[Dataset excerpt]
........
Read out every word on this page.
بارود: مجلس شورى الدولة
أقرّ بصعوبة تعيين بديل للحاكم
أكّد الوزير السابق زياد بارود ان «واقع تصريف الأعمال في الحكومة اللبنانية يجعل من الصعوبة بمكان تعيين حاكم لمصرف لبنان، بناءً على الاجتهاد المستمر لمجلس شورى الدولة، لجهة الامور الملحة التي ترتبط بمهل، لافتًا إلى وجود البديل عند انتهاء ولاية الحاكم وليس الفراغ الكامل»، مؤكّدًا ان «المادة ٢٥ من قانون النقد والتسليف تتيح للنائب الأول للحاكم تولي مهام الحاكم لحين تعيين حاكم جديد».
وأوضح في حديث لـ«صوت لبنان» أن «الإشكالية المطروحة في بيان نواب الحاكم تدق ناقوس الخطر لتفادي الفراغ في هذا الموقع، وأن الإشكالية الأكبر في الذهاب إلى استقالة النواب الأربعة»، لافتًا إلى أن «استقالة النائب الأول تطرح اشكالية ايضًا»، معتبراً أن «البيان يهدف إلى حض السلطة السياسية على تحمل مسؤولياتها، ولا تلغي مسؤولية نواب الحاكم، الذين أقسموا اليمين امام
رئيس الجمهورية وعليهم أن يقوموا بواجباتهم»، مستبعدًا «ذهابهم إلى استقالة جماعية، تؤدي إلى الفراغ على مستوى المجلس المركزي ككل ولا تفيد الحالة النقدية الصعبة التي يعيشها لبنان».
........
INSTRUCTIONS TO FOLLOW ->
Would you write down every record again, exactly?

FINAL RESULT ->
Read out every word on this page.
بارود: مجلس شورى الدولة
أقرّ بصعوبة تعيين بديل للحاكم
أكّد الوزير السابق زياد بارود ان «واقع تصريف الأعمال في الحكومة اللبنانية يجعل من الصعوبة بمكان تعيين حاكم لمصرف لبنان، بناءً على الاجتهاد المستمر لمجلس شورى الدولة، لجهة الامور الملحة التي ترتبط بمهل، لافتًا إلى وجود البديل عند انتهاء ولاية الحاكم وليس الفراغ الكامل»، مؤكّدًا ان «المادة ٢٥ من قانون النقد والتسليف تتيح للنائب الأول للحاكم تولي مهام الحاكم لحين تعيين حاكم جديد».
وأوضح في حديث لـ«صوت لبنان» أن «الإشكالية المطروحة في بيان نواب الحاكم تدق ناقوس الخطر لتفادي الفراغ في هذا الموقع، وأن الإشكالية الأكبر في الذهاب إلى استقالة النواب الأربعة»، لافتًا إلى أن «استقالة النائب الأول تطرح اشكالية ايضًا»، معتبراً أن «البيان يهدف إلى حض السلطة السياسية على تحمل مسؤولياتها، ولا تلغي مسؤولية نواب الحاكم، الذين أقسموا اليمين امام
رئيس الجمهورية وعليهم أن يقوموا بواجباتهم»، مستبعدًا «ذهابهم إلى استقالة جماعية، تؤدي إلى الفراغ على مستوى المجلس المركزي ككل ولا تفيد الحالة النقدية الصعبة التي يعيشها لبنان».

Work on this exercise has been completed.